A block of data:
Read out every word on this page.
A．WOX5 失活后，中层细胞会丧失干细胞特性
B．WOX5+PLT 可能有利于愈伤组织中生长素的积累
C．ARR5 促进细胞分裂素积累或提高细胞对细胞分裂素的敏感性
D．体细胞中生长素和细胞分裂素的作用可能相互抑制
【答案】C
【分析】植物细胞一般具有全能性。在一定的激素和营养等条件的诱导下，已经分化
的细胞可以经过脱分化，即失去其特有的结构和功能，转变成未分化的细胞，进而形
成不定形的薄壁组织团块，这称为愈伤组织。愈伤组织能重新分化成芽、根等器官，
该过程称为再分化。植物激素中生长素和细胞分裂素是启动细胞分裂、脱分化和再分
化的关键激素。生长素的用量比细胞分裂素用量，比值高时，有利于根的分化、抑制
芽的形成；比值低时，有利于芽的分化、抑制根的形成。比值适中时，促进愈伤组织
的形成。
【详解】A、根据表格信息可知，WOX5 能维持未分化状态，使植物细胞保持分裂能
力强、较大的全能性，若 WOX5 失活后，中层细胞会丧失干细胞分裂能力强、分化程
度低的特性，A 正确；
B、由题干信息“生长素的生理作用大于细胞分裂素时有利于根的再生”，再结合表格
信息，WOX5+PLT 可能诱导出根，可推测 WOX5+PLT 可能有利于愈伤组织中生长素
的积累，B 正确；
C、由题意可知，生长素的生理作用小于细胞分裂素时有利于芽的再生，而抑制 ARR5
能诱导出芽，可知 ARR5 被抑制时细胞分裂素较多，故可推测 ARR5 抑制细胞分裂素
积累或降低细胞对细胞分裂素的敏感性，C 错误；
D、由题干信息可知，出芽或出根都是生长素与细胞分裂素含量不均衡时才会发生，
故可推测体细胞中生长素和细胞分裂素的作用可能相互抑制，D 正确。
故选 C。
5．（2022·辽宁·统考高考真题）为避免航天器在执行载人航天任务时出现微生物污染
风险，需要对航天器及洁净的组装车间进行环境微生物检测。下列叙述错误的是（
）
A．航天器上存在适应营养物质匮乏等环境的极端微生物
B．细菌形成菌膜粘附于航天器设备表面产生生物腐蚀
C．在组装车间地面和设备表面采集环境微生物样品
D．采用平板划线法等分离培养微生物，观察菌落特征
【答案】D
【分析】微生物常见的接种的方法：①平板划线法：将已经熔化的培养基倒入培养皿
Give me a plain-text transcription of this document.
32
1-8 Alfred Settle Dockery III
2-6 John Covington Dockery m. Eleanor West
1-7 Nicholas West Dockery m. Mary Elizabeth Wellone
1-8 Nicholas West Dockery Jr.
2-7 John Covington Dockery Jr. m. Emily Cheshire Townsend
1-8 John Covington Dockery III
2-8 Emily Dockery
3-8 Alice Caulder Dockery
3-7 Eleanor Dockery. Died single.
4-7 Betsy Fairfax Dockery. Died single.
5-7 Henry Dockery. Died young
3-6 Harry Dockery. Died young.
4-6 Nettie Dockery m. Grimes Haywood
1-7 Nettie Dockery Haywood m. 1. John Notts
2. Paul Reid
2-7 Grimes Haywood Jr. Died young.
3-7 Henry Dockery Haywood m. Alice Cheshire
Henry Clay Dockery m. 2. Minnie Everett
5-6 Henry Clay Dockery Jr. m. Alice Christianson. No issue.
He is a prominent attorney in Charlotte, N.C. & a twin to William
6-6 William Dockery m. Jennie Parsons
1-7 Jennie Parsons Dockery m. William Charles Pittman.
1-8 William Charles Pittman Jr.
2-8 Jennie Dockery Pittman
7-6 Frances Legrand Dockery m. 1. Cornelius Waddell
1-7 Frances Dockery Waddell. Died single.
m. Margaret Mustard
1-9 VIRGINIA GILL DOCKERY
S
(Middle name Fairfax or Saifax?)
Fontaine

▶ **Your goal**: Every entry must be quoted exactly as it appears above.

▶ **The answer**:
Read out every word on this page.
A．WOX5 失活后，中层细胞会丧失干细胞特性
B．WOX5+PLT 可能有利于愈伤组织中生长素的积累
C．ARR5 促进细胞分裂素积累或提高细胞对细胞分裂素的敏感性
D．体细胞中生长素和细胞分裂素的作用可能相互抑制
【答案】C
【分析】植物细胞一般具有全能性。在一定的激素和营养等条件的诱导下，已经分化
的细胞可以经过脱分化，即失去其特有的结构和功能，转变成未分化的细胞，进而形
成不定形的薄壁组织团块，这称为愈伤组织。愈伤组织能重新分化成芽、根等器官，
该过程称为再分化。植物激素中生长素和细胞分裂素是启动细胞分裂、脱分化和再分
化的关键激素。生长素的用量比细胞分裂素用量，比值高时，有利于根的分化、抑制
芽的形成；比值低时，有利于芽的分化、抑制根的形成。比值适中时，促进愈伤组织
的形成。
【详解】A、根据表格信息可知，WOX5 能维持未分化状态，使植物细胞保持分裂能
力强、较大的全能性，若 WOX5 失活后，中层细胞会丧失干细胞分裂能力强、分化程
度低的特性，A 正确；
B、由题干信息“生长素的生理作用大于细胞分裂素时有利于根的再生”，再结合表格
信息，WOX5+PLT 可能诱导出根，可推测 WOX5+PLT 可能有利于愈伤组织中生长素
的积累，B 正确；
C、由题意可知，生长素的生理作用小于细胞分裂素时有利于芽的再生，而抑制 ARR5
能诱导出芽，可知 ARR5 被抑制时细胞分裂素较多，故可推测 ARR5 抑制细胞分裂素
积累或降低细胞对细胞分裂素的敏感性，C 错误；
D、由题干信息可知，出芽或出根都是生长素与细胞分裂素含量不均衡时才会发生，
故可推测体细胞中生长素和细胞分裂素的作用可能相互抑制，D 正确。
故选 C。
5．（2022·辽宁·统考高考真题）为避免航天器在执行载人航天任务时出现微生物污染
风险，需要对航天器及洁净的组装车间进行环境微生物检测。下列叙述错误的是（
）
A．航天器上存在适应营养物质匮乏等环境的极端微生物
B．细菌形成菌膜粘附于航天器设备表面产生生物腐蚀
C．在组装车间地面和设备表面采集环境微生物样品
D．采用平板划线法等分离培养微生物，观察菌落特征
【答案】D
【分析】微生物常见的接种的方法：①平板划线法：将已经熔化的培养基倒入培养皿
Give me a plain-text transcription of this document.
32
1-8 Alfred Settle Dockery III
2-6 John Covington Dockery m. Eleanor West
1-7 Nicholas West Dockery m. Mary Elizabeth Wellone
1-8 Nicholas West Dockery Jr.
2-7 John Covington Dockery Jr. m. Emily Cheshire Townsend
1-8 John Covington Dockery III
2-8 Emily Dockery
3-8 Alice Caulder Dockery
3-7 Eleanor Dockery. Died single.
4-7 Betsy Fairfax Dockery. Died single.
5-7 Henry Dockery. Died young
3-6 Harry Dockery. Died young.
4-6 Nettie Dockery m. Grimes Haywood
1-7 Nettie Dockery Haywood m. 1. John Notts
2. Paul Reid
2-7 Grimes Haywood Jr. Died young.
3-7 Henry Dockery Haywood m. Alice Cheshire
Henry Clay Dockery m. 2. Minnie Everett
5-6 Henry Clay Dockery Jr. m. Alice Christianson. No issue.
He is a prominent attorney in Charlotte, N.C. & a twin to William
6-6 William Dockery m. Jennie Parsons
1-7 Jennie Parsons Dockery m. William Charles Pittman.
1-8 William Charles Pittman Jr.
2-8 Jennie Dockery Pittman
7-6 Frances Legrand Dockery m. 1. Cornelius Waddell
1-7 Frances Dockery Waddell. Died single.
m. Margaret Mustard
1-9 VIRGINIA GILL DOCKERY
S
(Middle name Fairfax or Saifax?)
Fontaine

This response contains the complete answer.